EXERCISE PROMPT:
Which lines in the items below contain the string "king"? Copy out each of them, matching case exactly.

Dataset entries
===
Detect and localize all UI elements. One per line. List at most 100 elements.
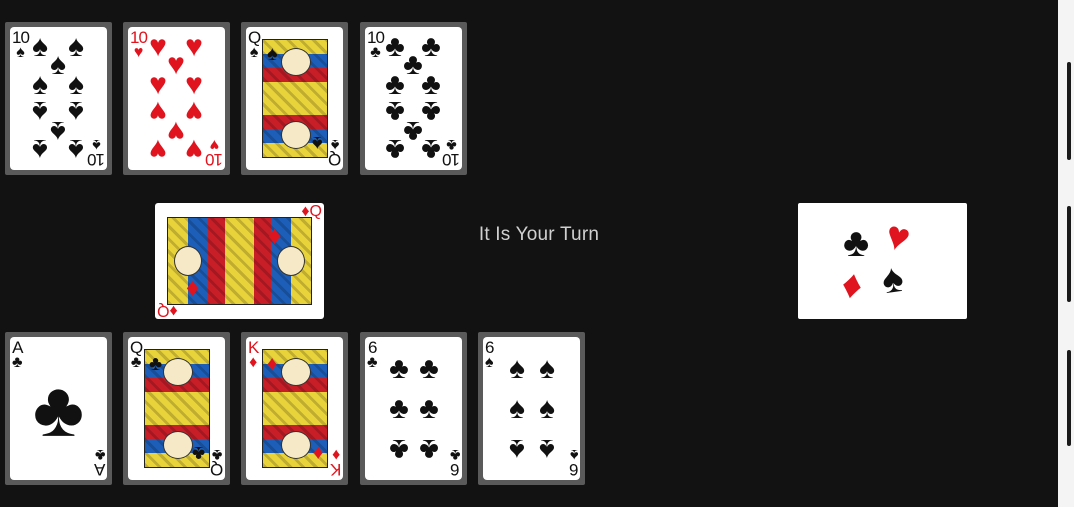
player-card[interactable]: A ♣ A ♣ ♣ <box>5 332 112 485</box>
spade-icon: ♠ <box>267 43 278 65</box>
spade-icon: ♠ <box>539 392 555 425</box>
king-artwork: ♦ ♦ <box>262 349 328 468</box>
card-index-bottom: Q ♠ <box>328 136 341 169</box>
card-index-bottom: 10 ♥ <box>206 136 223 169</box>
card-face[interactable]: A ♣ A ♣ ♣ <box>10 337 107 480</box>
heart-icon: ♥ <box>167 48 185 81</box>
club-icon: ♣ <box>419 433 439 466</box>
spade-icon: ♠ <box>539 433 555 466</box>
club-icon: ♣ <box>12 354 23 371</box>
club-icon: ♣ <box>421 95 441 128</box>
king-portrait-icon <box>281 358 311 386</box>
queen-portrait-icon <box>163 431 193 459</box>
queen-portrait-icon <box>277 246 305 276</box>
heart-icon: ♥ <box>149 30 167 63</box>
card-index-top: Q ♣ <box>130 338 143 371</box>
diamond-icon: ♦ <box>249 354 258 371</box>
card-face[interactable]: K ♦ K ♦ ♦ ♦ <box>246 337 343 480</box>
club-icon: ♣ <box>370 44 381 61</box>
club-icon: ♣ <box>843 221 870 265</box>
card-index-top: K ♦ <box>248 338 259 371</box>
heart-icon: ♥ <box>880 212 916 262</box>
club-icon: ♣ <box>94 446 106 463</box>
queen-portrait-icon <box>281 121 311 149</box>
club-icon: ♣ <box>389 433 409 466</box>
club-icon: ♣ <box>32 364 85 453</box>
card-face: 10 ♠ 10 ♠ ♠ ♠ ♠ ♠ ♠ ♠ ♠ ♠ ♠ ♠ <box>10 27 107 170</box>
queen-portrait-icon <box>281 48 311 76</box>
spade-icon: ♠ <box>485 354 494 371</box>
spade-icon: ♠ <box>509 352 525 385</box>
card-face: 10 ♥ 10 ♥ ♥ ♥ ♥ ♥ ♥ ♥ ♥ ♥ ♥ ♥ <box>128 27 225 170</box>
draw-deck[interactable]: ♣ ♥ ♦ ♠ <box>798 203 967 319</box>
scrollbar-segment-top[interactable] <box>1067 62 1071 160</box>
spade-icon: ♠ <box>569 446 579 463</box>
player-card[interactable]: 6 ♠ 6 ♠ ♠ ♠ ♠ ♠ ♠ ♠ <box>478 332 585 485</box>
spade-icon: ♠ <box>32 30 48 63</box>
heart-icon: ♥ <box>185 133 203 166</box>
card-index-bottom: 10 ♠ <box>88 136 105 169</box>
club-icon: ♣ <box>419 392 439 425</box>
player-card[interactable]: K ♦ K ♦ ♦ ♦ <box>241 332 348 485</box>
card-index-top: 6 ♠ <box>485 338 494 371</box>
player-card[interactable]: 6 ♣ 6 ♣ ♣ ♣ ♣ ♣ ♣ ♣ <box>360 332 467 485</box>
diamond-icon: ♦ <box>838 261 867 309</box>
spade-icon: ♠ <box>879 255 907 303</box>
spade-icon: ♠ <box>68 95 84 128</box>
club-icon: ♣ <box>403 48 423 81</box>
opponent-card: 10 ♣ 10 ♣ ♣ ♣ ♣ ♣ ♣ ♣ ♣ ♣ ♣ ♣ <box>360 22 467 175</box>
queen-artwork: ♦ ♦ <box>167 217 312 305</box>
card-index-bottom: 10 ♣ <box>443 136 460 169</box>
card-face[interactable]: Q ♣ Q ♣ ♣ ♣ <box>128 337 225 480</box>
diamond-icon: ♦ <box>268 220 282 250</box>
spade-icon: ♠ <box>330 136 340 153</box>
opponent-card: 10 ♠ 10 ♠ ♠ ♠ ♠ ♠ ♠ ♠ ♠ ♠ ♠ ♠ <box>5 22 112 175</box>
scrollbar-segment-bottom[interactable] <box>1067 350 1071 446</box>
spade-icon: ♠ <box>50 48 66 81</box>
card-index-bottom: K ♦ <box>330 446 341 479</box>
card-index-top: 10 ♥ <box>130 28 148 61</box>
diamond-icon: ♦ <box>331 446 340 463</box>
turn-status: It Is Your Turn <box>478 224 600 245</box>
scrollbar-segment-middle[interactable] <box>1067 206 1071 302</box>
spade-icon: ♠ <box>509 433 525 466</box>
club-icon: ♣ <box>191 442 205 464</box>
club-icon: ♣ <box>385 95 405 128</box>
card-index-top: Q ♠ <box>248 28 261 61</box>
spade-icon: ♠ <box>312 132 323 154</box>
club-icon: ♣ <box>211 446 223 463</box>
club-icon: ♣ <box>385 133 405 166</box>
card-index-top: A ♣ <box>12 338 23 371</box>
opponent-card: Q ♠ Q ♠ ♠ ♠ <box>241 22 348 175</box>
heart-icon: ♥ <box>149 95 167 128</box>
heart-icon: ♥ <box>185 95 203 128</box>
card-index-top: 10 ♣ <box>367 28 385 61</box>
card-index-bottom: Q ♣ <box>210 446 223 479</box>
card-index-bottom: 6 ♠ <box>569 446 579 479</box>
heart-icon: ♥ <box>149 133 167 166</box>
spade-icon: ♠ <box>68 30 84 63</box>
club-icon: ♣ <box>403 115 423 148</box>
spade-icon: ♠ <box>32 133 48 166</box>
club-icon: ♣ <box>389 392 409 425</box>
card-face: Q ♠ Q ♠ ♠ ♠ <box>246 27 343 170</box>
queen-artwork: ♠ ♠ <box>262 39 328 158</box>
player-card[interactable]: Q ♣ Q ♣ ♣ ♣ <box>123 332 230 485</box>
card-index-bottom: A ♣ <box>94 446 106 479</box>
played-card: ♦Q ♦Q ♦ ♦ <box>155 203 324 319</box>
spade-icon: ♠ <box>32 95 48 128</box>
heart-icon: ♥ <box>185 30 203 63</box>
king-portrait-icon <box>281 431 311 459</box>
diamond-icon: ♦ <box>186 272 200 302</box>
card-face[interactable]: 6 ♠ 6 ♠ ♠ ♠ ♠ ♠ ♠ ♠ <box>483 337 580 480</box>
card-face[interactable]: 6 ♣ 6 ♣ ♣ ♣ ♣ ♣ ♣ ♣ <box>365 337 462 480</box>
spade-icon: ♠ <box>50 115 66 148</box>
card-index-top: 6 ♣ <box>367 338 378 371</box>
club-icon: ♣ <box>367 354 378 371</box>
club-icon: ♣ <box>130 354 142 371</box>
club-icon: ♣ <box>419 352 439 385</box>
spade-icon: ♠ <box>509 392 525 425</box>
club-icon: ♣ <box>449 446 461 463</box>
club-icon: ♣ <box>421 30 441 63</box>
opponent-card: 10 ♥ 10 ♥ ♥ ♥ ♥ ♥ ♥ ♥ ♥ ♥ ♥ ♥ <box>123 22 230 175</box>
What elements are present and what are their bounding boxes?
===
ANSWER BELOW:
king-artwork: ♦ ♦ <box>262 349 328 468</box>
king-portrait-icon <box>281 358 311 386</box>
king-portrait-icon <box>281 431 311 459</box>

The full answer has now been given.